▶ _REQUIREMENTS_:
From the material below, list every line containing "separate".

▶ _DATA ROWS_:
┄┄┄┄┄┄

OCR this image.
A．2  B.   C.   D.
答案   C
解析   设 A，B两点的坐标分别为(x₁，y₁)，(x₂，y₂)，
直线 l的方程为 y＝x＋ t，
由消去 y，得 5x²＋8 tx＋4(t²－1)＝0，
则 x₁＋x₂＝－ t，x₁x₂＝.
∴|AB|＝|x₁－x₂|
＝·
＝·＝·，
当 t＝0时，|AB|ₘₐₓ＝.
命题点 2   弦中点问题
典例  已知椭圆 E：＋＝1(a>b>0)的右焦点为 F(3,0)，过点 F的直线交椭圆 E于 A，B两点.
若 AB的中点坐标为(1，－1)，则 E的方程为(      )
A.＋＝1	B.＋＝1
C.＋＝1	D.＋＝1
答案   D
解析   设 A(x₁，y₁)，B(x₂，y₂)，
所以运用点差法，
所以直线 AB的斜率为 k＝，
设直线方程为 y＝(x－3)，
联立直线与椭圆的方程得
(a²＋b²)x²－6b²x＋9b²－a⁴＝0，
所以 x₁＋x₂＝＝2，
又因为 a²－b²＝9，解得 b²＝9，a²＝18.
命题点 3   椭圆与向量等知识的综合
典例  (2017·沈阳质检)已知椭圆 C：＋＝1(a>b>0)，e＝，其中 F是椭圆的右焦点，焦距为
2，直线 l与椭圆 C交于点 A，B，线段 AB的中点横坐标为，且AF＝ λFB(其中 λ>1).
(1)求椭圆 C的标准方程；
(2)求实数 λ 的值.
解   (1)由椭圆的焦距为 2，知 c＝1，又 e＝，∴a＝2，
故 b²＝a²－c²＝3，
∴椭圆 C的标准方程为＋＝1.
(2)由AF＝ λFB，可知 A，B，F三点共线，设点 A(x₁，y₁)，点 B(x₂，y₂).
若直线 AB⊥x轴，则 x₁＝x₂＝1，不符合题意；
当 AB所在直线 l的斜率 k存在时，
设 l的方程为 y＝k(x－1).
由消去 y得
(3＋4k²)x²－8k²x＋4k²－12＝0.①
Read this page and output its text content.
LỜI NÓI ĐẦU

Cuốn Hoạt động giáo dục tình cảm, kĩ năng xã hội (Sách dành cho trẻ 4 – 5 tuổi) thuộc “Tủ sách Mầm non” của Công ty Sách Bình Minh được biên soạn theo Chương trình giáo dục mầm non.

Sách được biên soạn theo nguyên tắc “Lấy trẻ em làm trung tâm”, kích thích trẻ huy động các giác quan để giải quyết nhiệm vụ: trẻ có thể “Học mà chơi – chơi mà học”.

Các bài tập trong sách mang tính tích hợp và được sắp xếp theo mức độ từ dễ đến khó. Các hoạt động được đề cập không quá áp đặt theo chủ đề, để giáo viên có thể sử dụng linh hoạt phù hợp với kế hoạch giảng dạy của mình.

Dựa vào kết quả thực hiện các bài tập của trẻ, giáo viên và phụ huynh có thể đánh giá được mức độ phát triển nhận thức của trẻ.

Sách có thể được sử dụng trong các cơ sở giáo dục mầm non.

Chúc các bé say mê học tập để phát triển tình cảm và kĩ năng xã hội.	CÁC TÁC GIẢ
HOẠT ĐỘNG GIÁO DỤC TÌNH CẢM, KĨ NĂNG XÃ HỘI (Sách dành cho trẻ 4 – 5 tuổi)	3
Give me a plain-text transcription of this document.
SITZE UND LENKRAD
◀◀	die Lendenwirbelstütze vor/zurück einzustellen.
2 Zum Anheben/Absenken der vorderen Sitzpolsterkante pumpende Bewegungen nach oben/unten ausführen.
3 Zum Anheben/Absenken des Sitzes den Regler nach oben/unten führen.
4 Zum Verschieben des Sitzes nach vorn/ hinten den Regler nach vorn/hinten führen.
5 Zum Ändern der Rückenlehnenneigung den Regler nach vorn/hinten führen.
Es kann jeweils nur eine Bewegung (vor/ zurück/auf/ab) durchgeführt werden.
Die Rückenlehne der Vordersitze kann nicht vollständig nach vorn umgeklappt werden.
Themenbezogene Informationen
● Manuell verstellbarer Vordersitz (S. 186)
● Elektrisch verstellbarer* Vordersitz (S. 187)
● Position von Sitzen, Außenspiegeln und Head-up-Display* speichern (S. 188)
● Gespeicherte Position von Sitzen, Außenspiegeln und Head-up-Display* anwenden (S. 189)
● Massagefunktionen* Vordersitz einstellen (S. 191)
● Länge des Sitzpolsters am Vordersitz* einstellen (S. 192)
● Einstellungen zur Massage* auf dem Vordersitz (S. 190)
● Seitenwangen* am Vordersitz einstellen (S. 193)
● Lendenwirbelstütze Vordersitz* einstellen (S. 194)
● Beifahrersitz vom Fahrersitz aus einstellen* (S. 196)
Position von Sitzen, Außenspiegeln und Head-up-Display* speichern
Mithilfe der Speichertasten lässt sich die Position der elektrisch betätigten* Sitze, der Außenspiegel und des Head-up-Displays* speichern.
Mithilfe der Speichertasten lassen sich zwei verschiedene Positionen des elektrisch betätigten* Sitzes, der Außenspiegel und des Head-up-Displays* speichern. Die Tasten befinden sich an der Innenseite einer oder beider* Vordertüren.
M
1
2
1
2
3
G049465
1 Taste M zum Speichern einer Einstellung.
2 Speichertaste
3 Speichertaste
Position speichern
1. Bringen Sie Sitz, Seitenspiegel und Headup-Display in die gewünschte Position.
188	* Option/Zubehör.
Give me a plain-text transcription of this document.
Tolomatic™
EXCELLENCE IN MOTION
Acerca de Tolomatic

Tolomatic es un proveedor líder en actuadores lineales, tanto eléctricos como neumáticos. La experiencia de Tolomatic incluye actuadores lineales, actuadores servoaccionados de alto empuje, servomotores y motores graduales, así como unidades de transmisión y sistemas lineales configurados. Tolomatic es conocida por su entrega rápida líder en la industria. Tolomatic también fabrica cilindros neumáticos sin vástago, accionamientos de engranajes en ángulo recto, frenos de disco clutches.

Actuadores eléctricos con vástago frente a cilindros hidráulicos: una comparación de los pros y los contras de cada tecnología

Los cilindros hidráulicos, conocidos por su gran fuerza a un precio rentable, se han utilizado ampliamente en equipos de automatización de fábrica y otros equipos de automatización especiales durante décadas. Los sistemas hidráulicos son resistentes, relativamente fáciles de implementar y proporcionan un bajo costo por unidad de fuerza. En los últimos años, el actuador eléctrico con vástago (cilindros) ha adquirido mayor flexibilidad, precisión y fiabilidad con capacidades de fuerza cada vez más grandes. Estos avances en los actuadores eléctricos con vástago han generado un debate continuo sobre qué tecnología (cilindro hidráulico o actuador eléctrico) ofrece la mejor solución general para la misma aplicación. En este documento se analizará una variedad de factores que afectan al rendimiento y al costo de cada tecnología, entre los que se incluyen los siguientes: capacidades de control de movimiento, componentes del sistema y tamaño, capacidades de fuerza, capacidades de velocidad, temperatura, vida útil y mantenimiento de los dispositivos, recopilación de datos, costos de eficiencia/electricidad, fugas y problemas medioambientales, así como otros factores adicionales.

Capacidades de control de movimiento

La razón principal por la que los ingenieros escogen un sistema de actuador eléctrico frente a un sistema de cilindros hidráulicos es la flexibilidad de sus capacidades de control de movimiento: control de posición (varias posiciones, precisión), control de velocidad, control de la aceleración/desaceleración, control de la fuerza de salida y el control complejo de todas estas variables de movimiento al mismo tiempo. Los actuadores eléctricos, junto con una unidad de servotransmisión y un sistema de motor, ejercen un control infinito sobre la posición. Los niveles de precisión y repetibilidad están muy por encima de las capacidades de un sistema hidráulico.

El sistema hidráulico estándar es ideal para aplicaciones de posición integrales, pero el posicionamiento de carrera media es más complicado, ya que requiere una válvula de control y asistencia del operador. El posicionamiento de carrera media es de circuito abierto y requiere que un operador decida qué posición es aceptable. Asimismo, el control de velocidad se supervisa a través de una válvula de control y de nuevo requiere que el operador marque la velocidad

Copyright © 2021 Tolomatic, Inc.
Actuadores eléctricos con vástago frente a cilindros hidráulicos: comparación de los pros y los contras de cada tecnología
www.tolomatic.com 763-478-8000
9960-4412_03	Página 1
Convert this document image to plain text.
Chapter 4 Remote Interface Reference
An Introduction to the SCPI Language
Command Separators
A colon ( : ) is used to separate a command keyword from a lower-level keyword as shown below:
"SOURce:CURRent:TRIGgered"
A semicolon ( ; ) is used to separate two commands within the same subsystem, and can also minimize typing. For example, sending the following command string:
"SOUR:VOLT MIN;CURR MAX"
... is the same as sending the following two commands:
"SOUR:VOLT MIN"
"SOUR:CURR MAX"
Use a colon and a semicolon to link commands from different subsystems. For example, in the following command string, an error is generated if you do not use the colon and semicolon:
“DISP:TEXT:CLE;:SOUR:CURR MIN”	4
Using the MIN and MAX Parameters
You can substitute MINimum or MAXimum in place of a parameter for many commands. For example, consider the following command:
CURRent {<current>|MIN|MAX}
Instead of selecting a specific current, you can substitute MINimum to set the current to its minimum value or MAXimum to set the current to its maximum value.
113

┄┄┄┄┄┄

▶ _COMPLETED EXERCISE_:
A colon ( : ) is used to separate a command keyword from a lower-level keyword as shown below:
A semicolon ( ; ) is used to separate two commands within the same subsystem, and can also minimize typing. For example, sending the following command string:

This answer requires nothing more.